▸ **Task brief**:
Reproduce all the entries exactly and keep the pictures out.

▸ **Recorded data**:
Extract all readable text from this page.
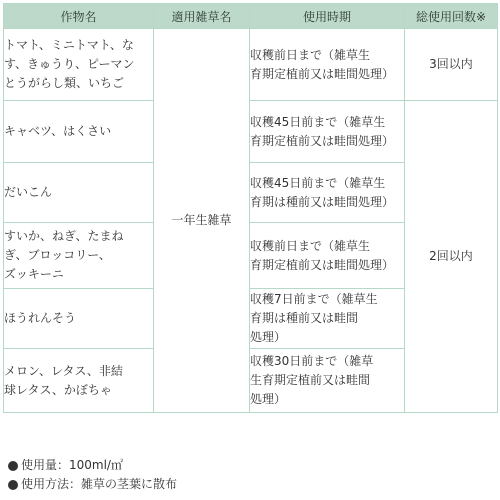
作物名	適用雑草名	使用時期	総使用回数※
トマト、ミニトマト、な
す、きゅうり、ピーマン
とうがらし類、いちご	一年生雑草	収穫前日まで（雑草生
育期定植前又は畦間処理）	3回以内
キャベツ、はくさい		収穫45日前まで（雑草生
育期定植前又は畦間処理）	2回以内
だいこん		収穫45日前まで（雑草生
育期は種前又は畦間処理）	
すいか、ねぎ、たまね
ぎ、ブロッコリー、
ズッキーニ		収穫前日まで（雑草生
育期定植前又は畦間処理）	
ほうれんそう		収穫7日前まで（雑草生
育期は種前又は畦間
処理）	
メロン、レタス、非結
球レタス、かぼちゃ		収穫30日前まで（雑草
生育期定植前又は畦間
処理）	
使用量：100ml/㎡
使用方法：雑草の茎葉に散布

▸ **Final result**:
Extract all readable text from this page.
作物名	適用雑草名	使用時期	総使用回数※
トマト、ミニトマト、な
す、きゅうり、ピーマン
とうがらし類、いちご	一年生雑草	収穫前日まで（雑草生
育期定植前又は畦間処理）	3回以内
キャベツ、はくさい		収穫45日前まで（雑草生
育期定植前又は畦間処理）	2回以内
だいこん		収穫45日前まで（雑草生
育期は種前又は畦間処理）	
すいか、ねぎ、たまね
ぎ、ブロッコリー、
ズッキーニ		収穫前日まで（雑草生
育期定植前又は畦間処理）	
ほうれんそう		収穫7日前まで（雑草生
育期は種前又は畦間
処理）	
メロン、レタス、非結
球レタス、かぼちゃ		収穫30日前まで（雑草
生育期定植前又は畦間
処理）	
使用量：100ml/㎡
使用方法：雑草の茎葉に散布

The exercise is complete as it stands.